What needs to be done: Go through the entries and set each one down exactly.

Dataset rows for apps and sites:
****

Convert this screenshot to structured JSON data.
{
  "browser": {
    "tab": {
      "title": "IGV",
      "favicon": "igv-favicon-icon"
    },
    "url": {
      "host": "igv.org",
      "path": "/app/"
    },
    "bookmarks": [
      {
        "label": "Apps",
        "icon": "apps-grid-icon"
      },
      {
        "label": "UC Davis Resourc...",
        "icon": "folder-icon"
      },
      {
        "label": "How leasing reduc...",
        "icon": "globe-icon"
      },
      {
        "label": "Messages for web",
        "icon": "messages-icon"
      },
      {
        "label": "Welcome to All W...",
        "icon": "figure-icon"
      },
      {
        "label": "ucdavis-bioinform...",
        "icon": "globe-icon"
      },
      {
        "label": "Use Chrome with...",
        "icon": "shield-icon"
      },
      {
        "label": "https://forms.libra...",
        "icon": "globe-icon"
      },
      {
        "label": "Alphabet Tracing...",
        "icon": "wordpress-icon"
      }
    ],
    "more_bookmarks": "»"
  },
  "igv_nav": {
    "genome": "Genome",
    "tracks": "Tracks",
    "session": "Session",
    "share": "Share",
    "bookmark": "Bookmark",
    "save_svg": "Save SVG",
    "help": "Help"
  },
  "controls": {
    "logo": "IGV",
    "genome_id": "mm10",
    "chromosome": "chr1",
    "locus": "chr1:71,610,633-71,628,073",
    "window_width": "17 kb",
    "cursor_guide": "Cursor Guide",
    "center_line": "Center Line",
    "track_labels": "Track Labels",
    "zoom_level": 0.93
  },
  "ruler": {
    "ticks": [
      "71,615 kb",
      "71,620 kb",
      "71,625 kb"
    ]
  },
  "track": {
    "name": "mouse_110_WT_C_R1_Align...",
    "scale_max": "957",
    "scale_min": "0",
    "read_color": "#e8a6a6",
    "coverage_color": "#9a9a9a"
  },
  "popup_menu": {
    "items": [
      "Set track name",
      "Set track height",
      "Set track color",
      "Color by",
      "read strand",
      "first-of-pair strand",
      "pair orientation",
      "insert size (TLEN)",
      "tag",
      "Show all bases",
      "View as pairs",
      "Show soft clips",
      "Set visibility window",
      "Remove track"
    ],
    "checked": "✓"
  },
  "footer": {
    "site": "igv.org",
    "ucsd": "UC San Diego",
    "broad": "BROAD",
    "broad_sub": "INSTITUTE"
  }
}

****

Task result:
Convert this screenshot to structured JSON data.
{
  "browser": {
    "tab": {
      "title": "IGV",
      "favicon": "igv-favicon-icon"
    },
    "url": {
      "host": "igv.org",
      "path": "/app/"
    },
    "bookmarks": [
      {
        "label": "Apps",
        "icon": "apps-grid-icon"
      },
      {
        "label": "UC Davis Resourc...",
        "icon": "folder-icon"
      },
      {
        "label": "How leasing reduc...",
        "icon": "globe-icon"
      },
      {
        "label": "Messages for web",
        "icon": "messages-icon"
      },
      {
        "label": "Welcome to All W...",
        "icon": "figure-icon"
      },
      {
        "label": "ucdavis-bioinform...",
        "icon": "globe-icon"
      },
      {
        "label": "Use Chrome with...",
        "icon": "shield-icon"
      },
      {
        "label": "https://forms.libra...",
        "icon": "globe-icon"
      },
      {
        "label": "Alphabet Tracing...",
        "icon": "wordpress-icon"
      }
    ],
    "more_bookmarks": "»"
  },
  "igv_nav": {
    "genome": "Genome",
    "tracks": "Tracks",
    "session": "Session",
    "share": "Share",
    "bookmark": "Bookmark",
    "save_svg": "Save SVG",
    "help": "Help"
  },
  "controls": {
    "logo": "IGV",
    "genome_id": "mm10",
    "chromosome": "chr1",
    "locus": "chr1:71,610,633-71,628,073",
    "window_width": "17 kb",
    "cursor_guide": "Cursor Guide",
    "center_line": "Center Line",
    "track_labels": "Track Labels",
    "zoom_level": 0.93
  },
  "ruler": {
    "ticks": [
      "71,615 kb",
      "71,620 kb",
      "71,625 kb"
    ]
  },
  "track": {
    "name": "mouse_110_WT_C_R1_Align...",
    "scale_max": "957",
    "scale_min": "0",
    "read_color": "#e8a6a6",
    "coverage_color": "#9a9a9a"
  },
  "popup_menu": {
    "items": [
      "Set track name",
      "Set track height",
      "Set track color",
      "Color by",
      "read strand",
      "first-of-pair strand",
      "pair orientation",
      "insert size (TLEN)",
      "tag",
      "Show all bases",
      "View as pairs",
      "Show soft clips",
      "Set visibility window",
      "Remove track"
    ],
    "checked": "✓"
  },
  "footer": {
    "site": "igv.org",
    "ucsd": "UC San Diego",
    "broad": "BROAD",
    "broad_sub": "INSTITUTE"
  }
}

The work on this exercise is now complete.